(Dataset rows)
***

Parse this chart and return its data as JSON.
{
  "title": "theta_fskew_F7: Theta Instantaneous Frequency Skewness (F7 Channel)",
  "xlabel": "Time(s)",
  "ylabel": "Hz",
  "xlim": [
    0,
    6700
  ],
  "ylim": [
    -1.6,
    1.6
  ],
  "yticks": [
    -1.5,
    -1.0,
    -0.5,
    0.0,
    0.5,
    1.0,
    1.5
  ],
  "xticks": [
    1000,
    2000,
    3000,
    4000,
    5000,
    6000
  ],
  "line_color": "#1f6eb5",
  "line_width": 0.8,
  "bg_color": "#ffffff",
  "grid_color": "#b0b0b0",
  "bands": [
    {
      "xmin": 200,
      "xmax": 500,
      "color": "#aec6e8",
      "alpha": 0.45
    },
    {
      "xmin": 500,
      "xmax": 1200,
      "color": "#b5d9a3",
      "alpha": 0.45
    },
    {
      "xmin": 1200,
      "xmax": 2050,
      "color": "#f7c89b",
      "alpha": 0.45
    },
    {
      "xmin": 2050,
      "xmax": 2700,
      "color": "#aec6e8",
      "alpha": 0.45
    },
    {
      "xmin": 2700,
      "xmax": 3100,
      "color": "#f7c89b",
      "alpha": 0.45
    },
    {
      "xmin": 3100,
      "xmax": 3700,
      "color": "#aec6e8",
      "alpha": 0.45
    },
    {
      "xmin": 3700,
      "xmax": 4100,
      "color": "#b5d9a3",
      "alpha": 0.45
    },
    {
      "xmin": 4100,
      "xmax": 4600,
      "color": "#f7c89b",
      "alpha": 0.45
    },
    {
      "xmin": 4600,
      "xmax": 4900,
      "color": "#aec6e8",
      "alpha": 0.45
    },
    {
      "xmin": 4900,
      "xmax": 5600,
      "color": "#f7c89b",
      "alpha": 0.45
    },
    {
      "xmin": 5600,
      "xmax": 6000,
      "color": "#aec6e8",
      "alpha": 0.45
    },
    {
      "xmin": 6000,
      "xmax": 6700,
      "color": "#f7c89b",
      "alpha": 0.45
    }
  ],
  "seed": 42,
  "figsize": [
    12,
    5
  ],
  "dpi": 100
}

***

Goal of the exercise - Quote the listing in full, please, keeping every line exact.

Solution for this exercise -
Parse this chart and return its data as JSON.
{
  "title": "theta_fskew_F7: Theta Instantaneous Frequency Skewness (F7 Channel)",
  "xlabel": "Time(s)",
  "ylabel": "Hz",
  "xlim": [
    0,
    6700
  ],
  "ylim": [
    -1.6,
    1.6
  ],
  "yticks": [
    -1.5,
    -1.0,
    -0.5,
    0.0,
    0.5,
    1.0,
    1.5
  ],
  "xticks": [
    1000,
    2000,
    3000,
    4000,
    5000,
    6000
  ],
  "line_color": "#1f6eb5",
  "line_width": 0.8,
  "bg_color": "#ffffff",
  "grid_color": "#b0b0b0",
  "bands": [
    {
      "xmin": 200,
      "xmax": 500,
      "color": "#aec6e8",
      "alpha": 0.45
    },
    {
      "xmin": 500,
      "xmax": 1200,
      "color": "#b5d9a3",
      "alpha": 0.45
    },
    {
      "xmin": 1200,
      "xmax": 2050,
      "color": "#f7c89b",
      "alpha": 0.45
    },
    {
      "xmin": 2050,
      "xmax": 2700,
      "color": "#aec6e8",
      "alpha": 0.45
    },
    {
      "xmin": 2700,
      "xmax": 3100,
      "color": "#f7c89b",
      "alpha": 0.45
    },
    {
      "xmin": 3100,
      "xmax": 3700,
      "color": "#aec6e8",
      "alpha": 0.45
    },
    {
      "xmin": 3700,
      "xmax": 4100,
      "color": "#b5d9a3",
      "alpha": 0.45
    },
    {
      "xmin": 4100,
      "xmax": 4600,
      "color": "#f7c89b",
      "alpha": 0.45
    },
    {
      "xmin": 4600,
      "xmax": 4900,
      "color": "#aec6e8",
      "alpha": 0.45
    },
    {
      "xmin": 4900,
      "xmax": 5600,
      "color": "#f7c89b",
      "alpha": 0.45
    },
    {
      "xmin": 5600,
      "xmax": 6000,
      "color": "#aec6e8",
      "alpha": 0.45
    },
    {
      "xmin": 6000,
      "xmax": 6700,
      "color": "#f7c89b",
      "alpha": 0.45
    }
  ],
  "seed": 42,
  "figsize": [
    12,
    5
  ],
  "dpi": 100
}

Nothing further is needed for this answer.